═══ Supplied records ═══
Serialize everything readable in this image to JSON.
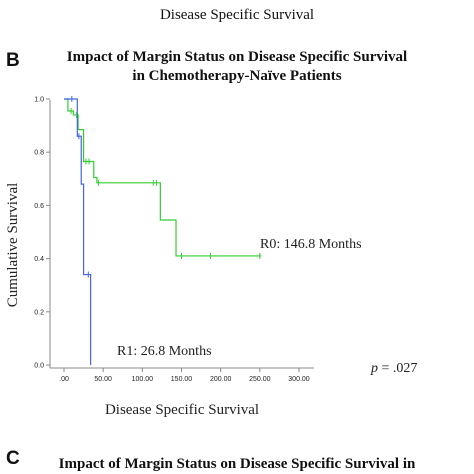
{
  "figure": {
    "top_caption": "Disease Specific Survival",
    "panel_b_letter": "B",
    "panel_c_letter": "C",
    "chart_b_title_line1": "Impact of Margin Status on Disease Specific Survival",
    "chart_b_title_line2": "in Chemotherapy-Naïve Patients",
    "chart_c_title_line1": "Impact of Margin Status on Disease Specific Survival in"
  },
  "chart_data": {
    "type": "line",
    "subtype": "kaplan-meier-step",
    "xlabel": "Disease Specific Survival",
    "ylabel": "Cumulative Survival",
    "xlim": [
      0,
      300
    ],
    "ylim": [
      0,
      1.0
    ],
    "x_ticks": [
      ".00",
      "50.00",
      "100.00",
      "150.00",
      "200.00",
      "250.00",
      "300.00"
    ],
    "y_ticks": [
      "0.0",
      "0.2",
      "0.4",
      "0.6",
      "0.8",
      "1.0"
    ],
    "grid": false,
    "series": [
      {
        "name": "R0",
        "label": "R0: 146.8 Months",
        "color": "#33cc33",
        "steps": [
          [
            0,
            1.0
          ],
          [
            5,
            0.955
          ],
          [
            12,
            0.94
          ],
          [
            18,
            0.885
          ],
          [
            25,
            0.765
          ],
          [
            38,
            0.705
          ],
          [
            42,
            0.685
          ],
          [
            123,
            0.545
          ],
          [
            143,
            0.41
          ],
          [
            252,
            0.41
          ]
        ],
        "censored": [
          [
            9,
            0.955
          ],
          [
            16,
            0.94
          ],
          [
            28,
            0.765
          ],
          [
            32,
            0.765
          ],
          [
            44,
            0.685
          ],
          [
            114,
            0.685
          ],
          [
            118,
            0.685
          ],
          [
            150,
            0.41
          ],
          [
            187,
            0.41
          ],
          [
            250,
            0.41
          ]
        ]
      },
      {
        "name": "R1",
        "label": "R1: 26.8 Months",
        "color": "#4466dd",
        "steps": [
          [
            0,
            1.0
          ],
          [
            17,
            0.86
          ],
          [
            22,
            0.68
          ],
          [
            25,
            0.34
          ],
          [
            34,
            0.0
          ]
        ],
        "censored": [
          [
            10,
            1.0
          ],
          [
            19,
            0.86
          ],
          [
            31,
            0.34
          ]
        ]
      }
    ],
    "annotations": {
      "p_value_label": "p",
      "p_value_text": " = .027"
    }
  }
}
═══
═══ Supplied records ═══
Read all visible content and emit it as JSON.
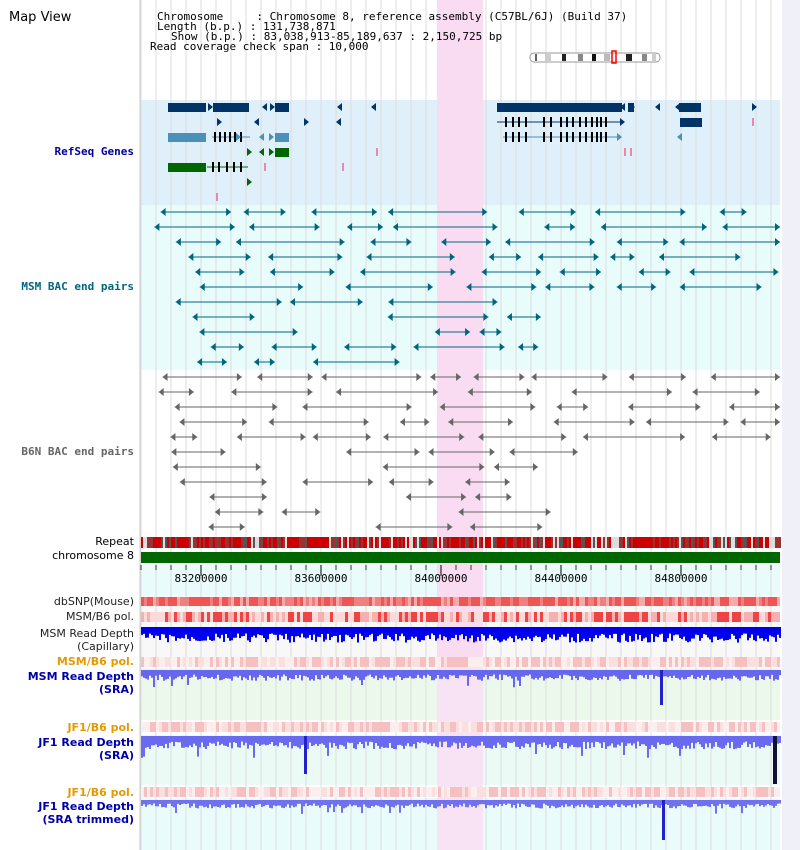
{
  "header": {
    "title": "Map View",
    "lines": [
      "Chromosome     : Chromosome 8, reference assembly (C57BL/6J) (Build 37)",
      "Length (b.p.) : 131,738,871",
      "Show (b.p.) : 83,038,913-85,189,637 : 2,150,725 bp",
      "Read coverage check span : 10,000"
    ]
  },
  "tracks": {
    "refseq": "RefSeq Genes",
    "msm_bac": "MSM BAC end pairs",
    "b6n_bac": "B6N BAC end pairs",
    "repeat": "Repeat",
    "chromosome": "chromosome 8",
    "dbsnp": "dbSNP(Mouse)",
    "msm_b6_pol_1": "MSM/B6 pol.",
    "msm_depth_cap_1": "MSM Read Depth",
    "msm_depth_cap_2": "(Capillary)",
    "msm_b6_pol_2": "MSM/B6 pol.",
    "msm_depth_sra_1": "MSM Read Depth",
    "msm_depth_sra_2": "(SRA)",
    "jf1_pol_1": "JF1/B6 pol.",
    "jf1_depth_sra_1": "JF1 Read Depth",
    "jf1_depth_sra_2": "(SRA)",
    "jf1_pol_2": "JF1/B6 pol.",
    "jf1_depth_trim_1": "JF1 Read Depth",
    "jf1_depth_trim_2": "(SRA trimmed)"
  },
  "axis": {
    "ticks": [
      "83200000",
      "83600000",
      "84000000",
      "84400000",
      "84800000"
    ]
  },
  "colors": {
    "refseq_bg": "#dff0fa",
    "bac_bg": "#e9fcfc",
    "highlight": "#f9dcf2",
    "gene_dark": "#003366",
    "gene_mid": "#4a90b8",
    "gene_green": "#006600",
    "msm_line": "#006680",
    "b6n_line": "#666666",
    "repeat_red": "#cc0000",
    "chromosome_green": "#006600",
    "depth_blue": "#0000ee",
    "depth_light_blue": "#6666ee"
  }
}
═══
═══ Supplied records ═══
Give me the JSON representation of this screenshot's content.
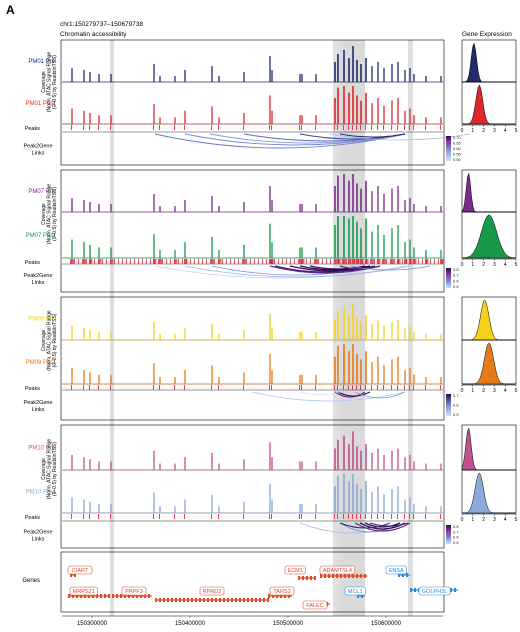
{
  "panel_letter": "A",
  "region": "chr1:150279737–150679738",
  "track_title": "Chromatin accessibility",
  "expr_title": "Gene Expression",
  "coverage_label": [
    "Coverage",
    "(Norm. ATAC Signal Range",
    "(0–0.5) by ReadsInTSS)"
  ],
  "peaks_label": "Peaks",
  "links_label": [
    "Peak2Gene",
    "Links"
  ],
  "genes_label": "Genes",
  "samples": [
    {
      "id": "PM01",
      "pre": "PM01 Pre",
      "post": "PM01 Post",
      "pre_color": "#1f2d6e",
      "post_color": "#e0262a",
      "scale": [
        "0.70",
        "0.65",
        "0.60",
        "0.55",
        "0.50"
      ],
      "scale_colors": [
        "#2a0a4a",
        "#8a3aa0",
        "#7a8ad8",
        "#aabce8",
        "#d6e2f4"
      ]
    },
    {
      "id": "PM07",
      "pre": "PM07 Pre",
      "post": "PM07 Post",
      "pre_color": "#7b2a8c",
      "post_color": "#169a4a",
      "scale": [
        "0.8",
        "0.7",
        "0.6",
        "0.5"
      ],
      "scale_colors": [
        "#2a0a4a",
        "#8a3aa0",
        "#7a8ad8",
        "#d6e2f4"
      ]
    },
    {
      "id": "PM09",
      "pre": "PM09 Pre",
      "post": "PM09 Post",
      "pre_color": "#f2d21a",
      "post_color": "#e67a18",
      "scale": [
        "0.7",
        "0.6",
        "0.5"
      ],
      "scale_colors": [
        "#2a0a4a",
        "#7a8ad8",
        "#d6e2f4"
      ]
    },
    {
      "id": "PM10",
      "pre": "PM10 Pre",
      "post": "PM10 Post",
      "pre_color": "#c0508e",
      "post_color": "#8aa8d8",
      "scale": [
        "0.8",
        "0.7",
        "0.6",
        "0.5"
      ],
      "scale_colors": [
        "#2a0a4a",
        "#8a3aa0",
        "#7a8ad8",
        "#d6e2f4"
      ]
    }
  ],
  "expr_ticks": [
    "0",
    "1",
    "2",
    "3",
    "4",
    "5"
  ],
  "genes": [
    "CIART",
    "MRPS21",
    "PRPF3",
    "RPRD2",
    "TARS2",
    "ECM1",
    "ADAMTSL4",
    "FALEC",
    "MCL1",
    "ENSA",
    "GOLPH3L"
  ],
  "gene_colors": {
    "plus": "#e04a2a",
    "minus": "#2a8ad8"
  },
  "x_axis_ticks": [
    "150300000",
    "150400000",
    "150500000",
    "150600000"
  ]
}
═══
Problem details:
Your task is to copy each line from the material above that includes the word "Margin".

Answer box:
    "chart_b_title_line1": "Impact of Margin Status on Disease Specific Survival",
    "chart_c_title_line1": "Impact of Margin Status on Disease Specific Survival in"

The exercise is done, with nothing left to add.